## begin

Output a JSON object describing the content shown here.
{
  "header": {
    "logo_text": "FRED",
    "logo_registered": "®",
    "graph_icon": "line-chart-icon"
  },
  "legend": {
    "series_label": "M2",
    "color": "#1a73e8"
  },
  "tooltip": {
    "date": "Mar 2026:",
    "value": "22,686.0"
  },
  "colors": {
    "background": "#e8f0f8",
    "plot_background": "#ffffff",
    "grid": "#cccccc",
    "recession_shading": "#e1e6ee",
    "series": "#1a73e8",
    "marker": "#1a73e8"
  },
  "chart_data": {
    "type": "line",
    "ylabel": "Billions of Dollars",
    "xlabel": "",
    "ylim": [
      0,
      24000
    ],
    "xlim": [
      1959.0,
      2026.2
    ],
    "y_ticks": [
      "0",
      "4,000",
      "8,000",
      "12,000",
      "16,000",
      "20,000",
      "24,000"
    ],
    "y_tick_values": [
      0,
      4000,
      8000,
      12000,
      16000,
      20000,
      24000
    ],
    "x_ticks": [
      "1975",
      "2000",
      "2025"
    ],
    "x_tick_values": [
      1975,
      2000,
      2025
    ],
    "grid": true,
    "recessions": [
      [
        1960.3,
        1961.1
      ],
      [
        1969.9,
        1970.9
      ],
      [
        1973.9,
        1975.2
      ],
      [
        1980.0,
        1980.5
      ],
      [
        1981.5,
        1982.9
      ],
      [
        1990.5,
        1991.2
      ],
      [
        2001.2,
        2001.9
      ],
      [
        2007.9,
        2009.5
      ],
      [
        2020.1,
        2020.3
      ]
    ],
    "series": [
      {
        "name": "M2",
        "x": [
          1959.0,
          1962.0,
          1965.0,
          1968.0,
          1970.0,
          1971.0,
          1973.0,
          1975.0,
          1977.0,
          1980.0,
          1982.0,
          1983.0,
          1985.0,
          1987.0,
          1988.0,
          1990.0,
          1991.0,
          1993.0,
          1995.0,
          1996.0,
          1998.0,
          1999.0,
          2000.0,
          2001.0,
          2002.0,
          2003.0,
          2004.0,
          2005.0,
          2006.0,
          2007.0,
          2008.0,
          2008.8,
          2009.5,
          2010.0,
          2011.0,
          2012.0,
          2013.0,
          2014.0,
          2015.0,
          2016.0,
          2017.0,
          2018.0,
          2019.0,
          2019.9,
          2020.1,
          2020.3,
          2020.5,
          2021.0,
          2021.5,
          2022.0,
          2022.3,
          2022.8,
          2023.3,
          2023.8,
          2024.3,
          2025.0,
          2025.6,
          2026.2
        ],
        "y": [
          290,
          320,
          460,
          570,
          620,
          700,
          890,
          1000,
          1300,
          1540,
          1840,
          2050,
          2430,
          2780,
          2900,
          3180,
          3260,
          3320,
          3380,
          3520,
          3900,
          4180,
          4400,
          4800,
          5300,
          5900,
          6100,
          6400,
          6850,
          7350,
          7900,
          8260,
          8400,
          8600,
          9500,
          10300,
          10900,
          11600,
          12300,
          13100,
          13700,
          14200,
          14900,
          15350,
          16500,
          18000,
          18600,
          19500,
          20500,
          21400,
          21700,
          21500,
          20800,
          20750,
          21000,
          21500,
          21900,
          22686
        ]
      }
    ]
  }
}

## end

• _TASK TO CARRY OUT_
Write out the entries above once more, without altering anything.

• _FULL SOLUTION_
Output a JSON object describing the content shown here.
{
  "header": {
    "logo_text": "FRED",
    "logo_registered": "®",
    "graph_icon": "line-chart-icon"
  },
  "legend": {
    "series_label": "M2",
    "color": "#1a73e8"
  },
  "tooltip": {
    "date": "Mar 2026:",
    "value": "22,686.0"
  },
  "colors": {
    "background": "#e8f0f8",
    "plot_background": "#ffffff",
    "grid": "#cccccc",
    "recession_shading": "#e1e6ee",
    "series": "#1a73e8",
    "marker": "#1a73e8"
  },
  "chart_data": {
    "type": "line",
    "ylabel": "Billions of Dollars",
    "xlabel": "",
    "ylim": [
      0,
      24000
    ],
    "xlim": [
      1959.0,
      2026.2
    ],
    "y_ticks": [
      "0",
      "4,000",
      "8,000",
      "12,000",
      "16,000",
      "20,000",
      "24,000"
    ],
    "y_tick_values": [
      0,
      4000,
      8000,
      12000,
      16000,
      20000,
      24000
    ],
    "x_ticks": [
      "1975",
      "2000",
      "2025"
    ],
    "x_tick_values": [
      1975,
      2000,
      2025
    ],
    "grid": true,
    "recessions": [
      [
        1960.3,
        1961.1
      ],
      [
        1969.9,
        1970.9
      ],
      [
        1973.9,
        1975.2
      ],
      [
        1980.0,
        1980.5
      ],
      [
        1981.5,
        1982.9
      ],
      [
        1990.5,
        1991.2
      ],
      [
        2001.2,
        2001.9
      ],
      [
        2007.9,
        2009.5
      ],
      [
        2020.1,
        2020.3
      ]
    ],
    "series": [
      {
        "name": "M2",
        "x": [
          1959.0,
          1962.0,
          1965.0,
          1968.0,
          1970.0,
          1971.0,
          1973.0,
          1975.0,
          1977.0,
          1980.0,
          1982.0,
          1983.0,
          1985.0,
          1987.0,
          1988.0,
          1990.0,
          1991.0,
          1993.0,
          1995.0,
          1996.0,
          1998.0,
          1999.0,
          2000.0,
          2001.0,
          2002.0,
          2003.0,
          2004.0,
          2005.0,
          2006.0,
          2007.0,
          2008.0,
          2008.8,
          2009.5,
          2010.0,
          2011.0,
          2012.0,
          2013.0,
          2014.0,
          2015.0,
          2016.0,
          2017.0,
          2018.0,
          2019.0,
          2019.9,
          2020.1,
          2020.3,
          2020.5,
          2021.0,
          2021.5,
          2022.0,
          2022.3,
          2022.8,
          2023.3,
          2023.8,
          2024.3,
          2025.0,
          2025.6,
          2026.2
        ],
        "y": [
          290,
          320,
          460,
          570,
          620,
          700,
          890,
          1000,
          1300,
          1540,
          1840,
          2050,
          2430,
          2780,
          2900,
          3180,
          3260,
          3320,
          3380,
          3520,
          3900,
          4180,
          4400,
          4800,
          5300,
          5900,
          6100,
          6400,
          6850,
          7350,
          7900,
          8260,
          8400,
          8600,
          9500,
          10300,
          10900,
          11600,
          12300,
          13100,
          13700,
          14200,
          14900,
          15350,
          16500,
          18000,
          18600,
          19500,
          20500,
          21400,
          21700,
          21500,
          20800,
          20750,
          21000,
          21500,
          21900,
          22686
        ]
      }
    ]
  }
}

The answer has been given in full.